## SUPPLIED MATERIAL
----
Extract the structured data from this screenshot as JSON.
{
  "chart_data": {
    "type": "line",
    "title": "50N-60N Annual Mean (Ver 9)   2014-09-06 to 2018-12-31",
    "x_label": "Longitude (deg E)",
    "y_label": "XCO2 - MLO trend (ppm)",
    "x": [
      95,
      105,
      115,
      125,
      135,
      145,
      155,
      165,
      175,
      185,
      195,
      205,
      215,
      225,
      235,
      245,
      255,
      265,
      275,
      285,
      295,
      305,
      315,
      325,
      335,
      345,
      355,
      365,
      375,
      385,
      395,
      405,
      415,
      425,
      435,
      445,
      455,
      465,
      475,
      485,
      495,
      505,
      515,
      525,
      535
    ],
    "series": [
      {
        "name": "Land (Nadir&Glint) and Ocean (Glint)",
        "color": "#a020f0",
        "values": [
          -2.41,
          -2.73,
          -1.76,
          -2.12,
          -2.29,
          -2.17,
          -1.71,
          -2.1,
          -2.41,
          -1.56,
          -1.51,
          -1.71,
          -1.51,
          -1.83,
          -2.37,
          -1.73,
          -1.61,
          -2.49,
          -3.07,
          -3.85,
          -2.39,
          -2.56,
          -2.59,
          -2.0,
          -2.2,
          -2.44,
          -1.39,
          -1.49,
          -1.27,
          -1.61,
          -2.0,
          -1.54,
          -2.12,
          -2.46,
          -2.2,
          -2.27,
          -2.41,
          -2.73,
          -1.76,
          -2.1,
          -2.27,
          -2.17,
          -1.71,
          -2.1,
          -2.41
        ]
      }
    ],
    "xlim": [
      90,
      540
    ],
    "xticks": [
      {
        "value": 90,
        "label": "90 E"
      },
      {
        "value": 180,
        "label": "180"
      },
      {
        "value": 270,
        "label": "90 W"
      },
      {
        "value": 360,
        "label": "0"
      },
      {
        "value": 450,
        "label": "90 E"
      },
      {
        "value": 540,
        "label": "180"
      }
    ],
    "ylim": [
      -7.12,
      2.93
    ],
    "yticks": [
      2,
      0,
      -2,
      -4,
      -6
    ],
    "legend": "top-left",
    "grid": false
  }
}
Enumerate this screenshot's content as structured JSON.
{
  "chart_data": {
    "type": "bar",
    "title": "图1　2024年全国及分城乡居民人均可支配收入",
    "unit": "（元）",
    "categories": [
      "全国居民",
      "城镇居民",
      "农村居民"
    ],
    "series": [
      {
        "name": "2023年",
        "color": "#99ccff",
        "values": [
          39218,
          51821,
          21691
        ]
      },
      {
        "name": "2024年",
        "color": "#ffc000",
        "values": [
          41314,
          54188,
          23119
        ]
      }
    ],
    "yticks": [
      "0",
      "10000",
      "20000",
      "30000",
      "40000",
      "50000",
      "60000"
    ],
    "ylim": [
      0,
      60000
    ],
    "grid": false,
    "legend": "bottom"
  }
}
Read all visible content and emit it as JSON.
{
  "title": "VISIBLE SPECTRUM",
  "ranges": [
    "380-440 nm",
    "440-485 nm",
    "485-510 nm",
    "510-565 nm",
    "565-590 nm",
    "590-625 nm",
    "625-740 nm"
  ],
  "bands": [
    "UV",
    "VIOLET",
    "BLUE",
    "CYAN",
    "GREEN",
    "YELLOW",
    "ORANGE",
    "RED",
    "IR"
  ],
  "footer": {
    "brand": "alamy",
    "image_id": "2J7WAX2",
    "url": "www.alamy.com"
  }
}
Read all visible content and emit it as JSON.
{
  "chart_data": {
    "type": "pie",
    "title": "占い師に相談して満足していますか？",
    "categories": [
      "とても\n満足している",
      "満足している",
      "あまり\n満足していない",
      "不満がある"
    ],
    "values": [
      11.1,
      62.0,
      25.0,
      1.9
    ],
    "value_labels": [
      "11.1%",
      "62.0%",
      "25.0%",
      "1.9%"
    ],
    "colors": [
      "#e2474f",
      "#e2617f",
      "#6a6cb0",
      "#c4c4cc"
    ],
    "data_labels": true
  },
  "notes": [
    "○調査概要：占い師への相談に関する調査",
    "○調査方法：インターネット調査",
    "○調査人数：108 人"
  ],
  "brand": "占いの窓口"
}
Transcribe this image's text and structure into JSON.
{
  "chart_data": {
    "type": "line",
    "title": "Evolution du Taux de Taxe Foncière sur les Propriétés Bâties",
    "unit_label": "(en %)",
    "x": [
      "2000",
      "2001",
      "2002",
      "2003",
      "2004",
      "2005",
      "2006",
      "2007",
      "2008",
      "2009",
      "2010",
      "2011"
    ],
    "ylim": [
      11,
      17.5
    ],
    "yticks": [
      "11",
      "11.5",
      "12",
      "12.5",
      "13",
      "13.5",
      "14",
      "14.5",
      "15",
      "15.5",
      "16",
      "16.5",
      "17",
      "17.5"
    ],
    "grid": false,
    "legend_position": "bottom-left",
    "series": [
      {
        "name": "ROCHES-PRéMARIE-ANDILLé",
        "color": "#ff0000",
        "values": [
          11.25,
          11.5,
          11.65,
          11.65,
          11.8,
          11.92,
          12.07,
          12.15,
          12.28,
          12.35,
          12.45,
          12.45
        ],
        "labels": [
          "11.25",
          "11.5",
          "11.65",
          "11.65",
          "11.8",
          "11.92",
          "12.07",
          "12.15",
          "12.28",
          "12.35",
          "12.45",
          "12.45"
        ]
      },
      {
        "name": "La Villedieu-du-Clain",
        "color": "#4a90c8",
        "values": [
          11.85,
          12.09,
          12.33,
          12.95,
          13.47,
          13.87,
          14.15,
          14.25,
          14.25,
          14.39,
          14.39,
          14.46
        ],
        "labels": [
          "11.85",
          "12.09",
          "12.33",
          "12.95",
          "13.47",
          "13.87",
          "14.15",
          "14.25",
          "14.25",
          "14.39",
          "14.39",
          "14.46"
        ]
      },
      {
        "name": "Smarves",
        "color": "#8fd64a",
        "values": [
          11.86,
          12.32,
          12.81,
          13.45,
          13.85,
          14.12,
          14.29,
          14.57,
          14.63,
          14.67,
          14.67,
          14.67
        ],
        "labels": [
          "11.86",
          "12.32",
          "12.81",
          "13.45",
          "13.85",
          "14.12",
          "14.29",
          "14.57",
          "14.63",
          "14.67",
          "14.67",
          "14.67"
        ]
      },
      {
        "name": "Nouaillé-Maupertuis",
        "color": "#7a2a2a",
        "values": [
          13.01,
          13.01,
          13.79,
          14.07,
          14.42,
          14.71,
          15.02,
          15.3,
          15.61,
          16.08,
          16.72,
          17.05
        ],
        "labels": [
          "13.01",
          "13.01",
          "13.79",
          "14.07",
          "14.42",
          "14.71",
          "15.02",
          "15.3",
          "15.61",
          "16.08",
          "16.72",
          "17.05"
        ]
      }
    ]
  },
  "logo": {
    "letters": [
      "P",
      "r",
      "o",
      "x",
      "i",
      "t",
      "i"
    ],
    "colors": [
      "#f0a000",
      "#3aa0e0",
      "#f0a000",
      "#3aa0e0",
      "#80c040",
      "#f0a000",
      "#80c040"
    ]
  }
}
----
## WHAT THE TASK REQUIRES
Copy every line in the listing above where the string "JSON" turns up.

## TASK RESULT
Extract the structured data from this screenshot as JSON.
Enumerate this screenshot's content as structured JSON.
Read all visible content and emit it as JSON.
Read all visible content and emit it as JSON.
Transcribe this image's text and structure into JSON.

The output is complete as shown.